- **STATED TASK**: Please state how many lines in the records contain the string "چشمك", with no words besides the number.

Some records
● ● ● ● ●
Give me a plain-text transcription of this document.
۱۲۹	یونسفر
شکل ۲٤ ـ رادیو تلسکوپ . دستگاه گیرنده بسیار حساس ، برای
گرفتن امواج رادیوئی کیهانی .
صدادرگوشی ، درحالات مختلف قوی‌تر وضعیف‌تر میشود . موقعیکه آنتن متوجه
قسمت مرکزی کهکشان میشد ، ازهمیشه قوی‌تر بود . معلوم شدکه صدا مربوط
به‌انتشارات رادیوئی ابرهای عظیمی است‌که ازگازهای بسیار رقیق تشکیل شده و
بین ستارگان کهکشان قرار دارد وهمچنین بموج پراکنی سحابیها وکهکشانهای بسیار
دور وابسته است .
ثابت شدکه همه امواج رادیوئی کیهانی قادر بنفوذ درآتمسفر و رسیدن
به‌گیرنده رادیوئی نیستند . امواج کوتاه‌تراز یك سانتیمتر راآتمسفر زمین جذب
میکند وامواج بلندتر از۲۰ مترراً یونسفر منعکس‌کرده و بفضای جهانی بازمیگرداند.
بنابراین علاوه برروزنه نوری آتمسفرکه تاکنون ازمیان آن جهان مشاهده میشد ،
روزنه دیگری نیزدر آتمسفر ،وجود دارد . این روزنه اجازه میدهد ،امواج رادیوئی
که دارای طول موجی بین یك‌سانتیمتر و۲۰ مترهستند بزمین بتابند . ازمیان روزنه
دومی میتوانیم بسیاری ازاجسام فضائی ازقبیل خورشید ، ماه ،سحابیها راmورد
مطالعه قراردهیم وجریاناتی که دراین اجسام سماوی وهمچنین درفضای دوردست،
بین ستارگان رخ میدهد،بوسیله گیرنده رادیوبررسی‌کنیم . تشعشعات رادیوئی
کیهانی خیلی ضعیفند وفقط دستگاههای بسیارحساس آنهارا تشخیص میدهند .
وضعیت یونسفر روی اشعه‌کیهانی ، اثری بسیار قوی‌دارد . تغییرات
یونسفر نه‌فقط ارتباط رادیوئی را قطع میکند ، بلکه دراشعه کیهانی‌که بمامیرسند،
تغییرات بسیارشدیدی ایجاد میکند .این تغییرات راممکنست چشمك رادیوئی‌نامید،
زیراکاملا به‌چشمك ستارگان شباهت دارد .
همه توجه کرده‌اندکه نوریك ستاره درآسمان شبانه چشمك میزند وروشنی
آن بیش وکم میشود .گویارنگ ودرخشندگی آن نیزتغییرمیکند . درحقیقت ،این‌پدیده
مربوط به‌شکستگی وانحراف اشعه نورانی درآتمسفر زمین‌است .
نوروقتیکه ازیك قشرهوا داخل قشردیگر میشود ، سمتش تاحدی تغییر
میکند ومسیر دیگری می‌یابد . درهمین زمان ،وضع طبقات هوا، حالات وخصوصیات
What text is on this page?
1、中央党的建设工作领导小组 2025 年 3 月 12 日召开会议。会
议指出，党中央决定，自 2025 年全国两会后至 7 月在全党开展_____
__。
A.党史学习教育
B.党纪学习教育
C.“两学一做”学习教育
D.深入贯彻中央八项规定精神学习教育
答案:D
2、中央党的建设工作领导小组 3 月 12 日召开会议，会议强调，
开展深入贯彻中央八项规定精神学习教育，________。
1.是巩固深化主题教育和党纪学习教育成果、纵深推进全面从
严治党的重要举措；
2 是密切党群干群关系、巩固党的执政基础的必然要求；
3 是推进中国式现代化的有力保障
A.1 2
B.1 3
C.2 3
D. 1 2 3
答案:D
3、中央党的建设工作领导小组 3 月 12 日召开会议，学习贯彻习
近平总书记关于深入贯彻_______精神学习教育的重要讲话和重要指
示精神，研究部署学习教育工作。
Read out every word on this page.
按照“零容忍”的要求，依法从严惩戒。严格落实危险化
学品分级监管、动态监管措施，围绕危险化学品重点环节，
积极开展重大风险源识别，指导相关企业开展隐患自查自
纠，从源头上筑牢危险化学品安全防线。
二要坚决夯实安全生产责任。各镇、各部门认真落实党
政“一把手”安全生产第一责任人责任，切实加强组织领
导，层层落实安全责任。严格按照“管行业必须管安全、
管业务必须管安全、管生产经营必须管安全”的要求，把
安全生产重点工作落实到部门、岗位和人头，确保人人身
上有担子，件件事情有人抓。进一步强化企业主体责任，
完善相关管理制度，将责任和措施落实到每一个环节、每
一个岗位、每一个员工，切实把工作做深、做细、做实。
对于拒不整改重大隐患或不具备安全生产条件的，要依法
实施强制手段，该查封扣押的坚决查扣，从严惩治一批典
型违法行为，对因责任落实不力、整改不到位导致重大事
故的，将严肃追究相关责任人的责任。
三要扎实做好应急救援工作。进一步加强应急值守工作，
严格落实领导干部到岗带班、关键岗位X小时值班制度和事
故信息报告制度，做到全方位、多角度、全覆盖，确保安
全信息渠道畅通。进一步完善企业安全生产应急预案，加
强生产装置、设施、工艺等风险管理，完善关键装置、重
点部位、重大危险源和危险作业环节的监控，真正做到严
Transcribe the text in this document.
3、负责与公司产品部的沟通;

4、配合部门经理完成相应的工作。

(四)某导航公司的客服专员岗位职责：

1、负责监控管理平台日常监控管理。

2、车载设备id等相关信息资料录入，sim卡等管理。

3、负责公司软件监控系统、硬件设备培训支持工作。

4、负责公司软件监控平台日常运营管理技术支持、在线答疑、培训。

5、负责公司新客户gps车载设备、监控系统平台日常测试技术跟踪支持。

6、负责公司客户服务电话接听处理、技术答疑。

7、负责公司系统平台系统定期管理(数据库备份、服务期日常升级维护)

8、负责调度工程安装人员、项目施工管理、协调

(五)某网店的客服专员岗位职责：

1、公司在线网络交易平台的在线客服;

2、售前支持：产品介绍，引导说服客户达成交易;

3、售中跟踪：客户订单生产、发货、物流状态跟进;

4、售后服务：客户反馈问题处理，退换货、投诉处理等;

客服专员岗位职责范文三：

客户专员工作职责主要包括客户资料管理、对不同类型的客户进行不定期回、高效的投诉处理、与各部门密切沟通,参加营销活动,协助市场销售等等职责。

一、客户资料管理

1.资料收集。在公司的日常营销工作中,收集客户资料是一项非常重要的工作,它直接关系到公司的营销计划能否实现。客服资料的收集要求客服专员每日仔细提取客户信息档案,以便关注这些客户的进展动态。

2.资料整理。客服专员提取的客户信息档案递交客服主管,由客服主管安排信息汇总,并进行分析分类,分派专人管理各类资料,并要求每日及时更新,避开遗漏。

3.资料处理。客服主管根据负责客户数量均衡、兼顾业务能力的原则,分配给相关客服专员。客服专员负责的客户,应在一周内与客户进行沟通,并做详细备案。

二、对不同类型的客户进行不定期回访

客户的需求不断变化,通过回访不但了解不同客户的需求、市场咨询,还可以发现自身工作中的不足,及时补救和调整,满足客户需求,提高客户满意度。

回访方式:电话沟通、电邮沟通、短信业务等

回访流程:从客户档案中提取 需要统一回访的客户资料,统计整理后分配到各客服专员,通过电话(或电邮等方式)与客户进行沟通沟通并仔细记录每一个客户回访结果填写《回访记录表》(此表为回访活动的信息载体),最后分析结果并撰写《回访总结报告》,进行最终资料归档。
● ● ● ● ●
- **SOLUTION**: 3